Data extracts Start Marker

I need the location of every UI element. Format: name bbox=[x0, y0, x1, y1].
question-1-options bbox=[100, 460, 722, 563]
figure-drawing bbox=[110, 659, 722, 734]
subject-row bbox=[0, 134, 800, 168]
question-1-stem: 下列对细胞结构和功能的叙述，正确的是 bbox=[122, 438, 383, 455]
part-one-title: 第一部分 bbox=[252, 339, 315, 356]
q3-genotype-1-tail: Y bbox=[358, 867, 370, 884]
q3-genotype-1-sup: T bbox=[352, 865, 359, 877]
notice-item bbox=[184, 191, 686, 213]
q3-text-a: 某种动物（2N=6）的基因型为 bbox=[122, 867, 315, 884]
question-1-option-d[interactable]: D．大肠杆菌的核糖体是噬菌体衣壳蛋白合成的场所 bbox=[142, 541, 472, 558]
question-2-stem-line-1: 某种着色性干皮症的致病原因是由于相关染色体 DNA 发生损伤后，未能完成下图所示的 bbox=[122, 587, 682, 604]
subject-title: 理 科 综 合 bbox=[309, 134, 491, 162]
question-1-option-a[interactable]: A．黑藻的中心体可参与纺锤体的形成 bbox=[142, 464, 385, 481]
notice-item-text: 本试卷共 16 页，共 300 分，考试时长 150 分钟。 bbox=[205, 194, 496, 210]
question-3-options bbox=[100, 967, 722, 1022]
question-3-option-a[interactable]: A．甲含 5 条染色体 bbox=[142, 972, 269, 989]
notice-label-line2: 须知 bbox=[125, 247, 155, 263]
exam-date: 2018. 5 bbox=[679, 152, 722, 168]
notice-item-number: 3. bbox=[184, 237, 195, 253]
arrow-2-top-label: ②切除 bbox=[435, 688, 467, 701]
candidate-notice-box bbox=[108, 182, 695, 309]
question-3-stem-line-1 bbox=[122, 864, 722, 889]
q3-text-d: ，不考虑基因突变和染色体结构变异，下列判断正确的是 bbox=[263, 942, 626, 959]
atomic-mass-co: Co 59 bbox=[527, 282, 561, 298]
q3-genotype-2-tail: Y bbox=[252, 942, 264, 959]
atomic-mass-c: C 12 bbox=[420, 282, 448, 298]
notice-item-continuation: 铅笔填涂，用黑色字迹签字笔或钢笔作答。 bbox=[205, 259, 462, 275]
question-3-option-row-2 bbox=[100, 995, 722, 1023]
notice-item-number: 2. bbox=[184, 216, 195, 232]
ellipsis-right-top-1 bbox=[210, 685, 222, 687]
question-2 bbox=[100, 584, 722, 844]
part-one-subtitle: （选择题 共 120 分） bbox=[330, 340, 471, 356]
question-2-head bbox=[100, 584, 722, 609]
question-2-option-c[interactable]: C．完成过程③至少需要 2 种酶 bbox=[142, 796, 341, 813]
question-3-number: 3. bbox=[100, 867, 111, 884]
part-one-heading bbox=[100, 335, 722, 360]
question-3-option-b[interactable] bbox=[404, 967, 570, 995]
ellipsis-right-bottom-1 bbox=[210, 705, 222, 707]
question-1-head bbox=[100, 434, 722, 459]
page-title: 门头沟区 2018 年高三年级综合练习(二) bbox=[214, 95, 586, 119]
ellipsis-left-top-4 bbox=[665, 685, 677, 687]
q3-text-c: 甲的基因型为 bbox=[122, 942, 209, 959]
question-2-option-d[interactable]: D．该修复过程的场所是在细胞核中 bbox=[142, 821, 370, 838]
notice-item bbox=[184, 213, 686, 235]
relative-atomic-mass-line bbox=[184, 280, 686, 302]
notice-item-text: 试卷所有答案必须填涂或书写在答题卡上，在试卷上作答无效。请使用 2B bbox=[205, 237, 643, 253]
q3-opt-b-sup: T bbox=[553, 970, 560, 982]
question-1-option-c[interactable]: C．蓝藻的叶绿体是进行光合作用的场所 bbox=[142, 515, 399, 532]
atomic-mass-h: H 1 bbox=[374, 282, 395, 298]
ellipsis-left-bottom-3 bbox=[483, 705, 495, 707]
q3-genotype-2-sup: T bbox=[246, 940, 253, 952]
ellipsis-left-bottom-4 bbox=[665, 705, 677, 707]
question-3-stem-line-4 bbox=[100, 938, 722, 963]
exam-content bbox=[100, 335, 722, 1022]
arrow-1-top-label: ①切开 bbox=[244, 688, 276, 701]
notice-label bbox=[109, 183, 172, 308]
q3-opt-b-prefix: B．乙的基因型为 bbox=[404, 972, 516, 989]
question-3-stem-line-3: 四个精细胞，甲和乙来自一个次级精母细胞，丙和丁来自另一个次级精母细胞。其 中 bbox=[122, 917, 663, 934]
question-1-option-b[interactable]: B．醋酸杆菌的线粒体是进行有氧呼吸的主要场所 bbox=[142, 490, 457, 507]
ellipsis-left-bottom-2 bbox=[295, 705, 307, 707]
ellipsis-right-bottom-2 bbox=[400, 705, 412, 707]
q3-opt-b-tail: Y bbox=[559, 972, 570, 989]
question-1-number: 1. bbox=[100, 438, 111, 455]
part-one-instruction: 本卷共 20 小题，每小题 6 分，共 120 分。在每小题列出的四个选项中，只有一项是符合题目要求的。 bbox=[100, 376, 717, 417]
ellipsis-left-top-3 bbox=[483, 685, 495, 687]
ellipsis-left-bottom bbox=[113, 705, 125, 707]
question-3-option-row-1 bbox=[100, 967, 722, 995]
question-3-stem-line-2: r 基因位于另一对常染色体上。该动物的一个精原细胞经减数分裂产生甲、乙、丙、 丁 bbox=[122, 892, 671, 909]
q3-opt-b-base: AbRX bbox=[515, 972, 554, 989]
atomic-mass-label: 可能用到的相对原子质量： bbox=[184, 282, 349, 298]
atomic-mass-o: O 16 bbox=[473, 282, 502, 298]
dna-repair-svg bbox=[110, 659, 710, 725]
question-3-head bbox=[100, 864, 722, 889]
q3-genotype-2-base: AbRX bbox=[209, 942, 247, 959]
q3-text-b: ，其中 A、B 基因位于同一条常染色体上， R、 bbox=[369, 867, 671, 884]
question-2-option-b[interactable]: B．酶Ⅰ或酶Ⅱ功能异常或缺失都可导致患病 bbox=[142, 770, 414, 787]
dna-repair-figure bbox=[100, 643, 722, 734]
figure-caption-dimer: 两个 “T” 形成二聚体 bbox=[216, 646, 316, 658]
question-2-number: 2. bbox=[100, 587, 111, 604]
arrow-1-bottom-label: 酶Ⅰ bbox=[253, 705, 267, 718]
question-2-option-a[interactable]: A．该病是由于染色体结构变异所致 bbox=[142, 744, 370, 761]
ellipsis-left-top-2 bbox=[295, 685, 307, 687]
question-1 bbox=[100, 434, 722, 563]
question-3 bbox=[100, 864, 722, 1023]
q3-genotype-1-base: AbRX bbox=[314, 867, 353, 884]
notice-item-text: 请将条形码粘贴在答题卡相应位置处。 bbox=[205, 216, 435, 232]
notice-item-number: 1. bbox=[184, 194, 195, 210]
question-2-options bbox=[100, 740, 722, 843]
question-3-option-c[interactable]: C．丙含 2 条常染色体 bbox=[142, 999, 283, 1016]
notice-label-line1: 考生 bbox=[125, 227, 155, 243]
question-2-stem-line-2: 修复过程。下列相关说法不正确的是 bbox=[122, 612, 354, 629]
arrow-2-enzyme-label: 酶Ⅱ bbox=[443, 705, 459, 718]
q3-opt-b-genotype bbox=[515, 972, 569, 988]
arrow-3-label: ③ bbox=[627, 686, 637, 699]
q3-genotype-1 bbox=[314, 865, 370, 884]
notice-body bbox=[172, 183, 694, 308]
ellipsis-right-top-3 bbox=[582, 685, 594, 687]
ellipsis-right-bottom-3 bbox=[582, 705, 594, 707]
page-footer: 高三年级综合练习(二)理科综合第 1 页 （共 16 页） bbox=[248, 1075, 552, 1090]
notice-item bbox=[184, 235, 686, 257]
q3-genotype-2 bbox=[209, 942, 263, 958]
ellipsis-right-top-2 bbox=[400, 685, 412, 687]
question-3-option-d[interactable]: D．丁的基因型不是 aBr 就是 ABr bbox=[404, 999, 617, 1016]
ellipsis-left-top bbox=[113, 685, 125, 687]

Data extracts End Marker

* Brief *
How many of the lines above include the string "AbRX"? Only the number should be written.

* Task response *
3